Dataset records:
* * * * * * * * *

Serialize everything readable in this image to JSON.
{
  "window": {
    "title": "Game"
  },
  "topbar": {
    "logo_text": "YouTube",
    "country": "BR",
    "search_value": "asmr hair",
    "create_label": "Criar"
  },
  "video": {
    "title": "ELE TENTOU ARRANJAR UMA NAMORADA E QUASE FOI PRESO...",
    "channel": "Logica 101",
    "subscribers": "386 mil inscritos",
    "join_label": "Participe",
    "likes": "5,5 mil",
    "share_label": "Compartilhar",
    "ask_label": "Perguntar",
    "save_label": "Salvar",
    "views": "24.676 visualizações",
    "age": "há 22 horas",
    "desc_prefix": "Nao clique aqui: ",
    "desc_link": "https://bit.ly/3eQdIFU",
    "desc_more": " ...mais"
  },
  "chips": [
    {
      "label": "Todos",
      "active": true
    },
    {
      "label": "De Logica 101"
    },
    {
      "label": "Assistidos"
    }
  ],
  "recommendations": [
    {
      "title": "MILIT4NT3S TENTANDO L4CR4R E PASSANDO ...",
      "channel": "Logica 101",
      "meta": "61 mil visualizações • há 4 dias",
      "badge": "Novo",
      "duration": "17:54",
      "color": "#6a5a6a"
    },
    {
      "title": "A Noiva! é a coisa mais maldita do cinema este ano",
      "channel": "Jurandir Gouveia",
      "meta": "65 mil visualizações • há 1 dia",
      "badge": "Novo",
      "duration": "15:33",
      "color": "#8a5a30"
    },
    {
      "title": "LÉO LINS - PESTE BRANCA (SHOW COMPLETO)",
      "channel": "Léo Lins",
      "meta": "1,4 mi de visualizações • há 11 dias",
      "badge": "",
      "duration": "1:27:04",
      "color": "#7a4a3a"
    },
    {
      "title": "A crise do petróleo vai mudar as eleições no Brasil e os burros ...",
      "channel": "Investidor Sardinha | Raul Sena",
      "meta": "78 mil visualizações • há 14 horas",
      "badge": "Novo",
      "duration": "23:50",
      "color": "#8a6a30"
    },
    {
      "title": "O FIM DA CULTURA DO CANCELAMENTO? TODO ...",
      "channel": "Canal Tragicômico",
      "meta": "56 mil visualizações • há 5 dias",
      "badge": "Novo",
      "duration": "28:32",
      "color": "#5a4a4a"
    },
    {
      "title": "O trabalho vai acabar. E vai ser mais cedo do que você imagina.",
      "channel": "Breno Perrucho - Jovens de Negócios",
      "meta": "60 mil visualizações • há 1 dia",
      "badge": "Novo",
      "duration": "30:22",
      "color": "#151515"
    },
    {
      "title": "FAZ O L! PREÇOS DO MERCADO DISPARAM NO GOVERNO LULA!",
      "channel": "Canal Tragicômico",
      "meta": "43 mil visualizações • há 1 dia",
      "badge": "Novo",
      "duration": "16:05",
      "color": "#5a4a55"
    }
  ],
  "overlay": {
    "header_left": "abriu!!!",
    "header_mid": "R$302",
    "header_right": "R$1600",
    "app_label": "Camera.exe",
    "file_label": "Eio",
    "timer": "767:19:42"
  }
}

* * * * * * * * *

Return the lines of the records that include the string "horas".

■ **RESPONSE FOR THIS EXERCISE**
    "age": "há 22 horas",
      "meta": "78 mil visualizações • há 14 horas",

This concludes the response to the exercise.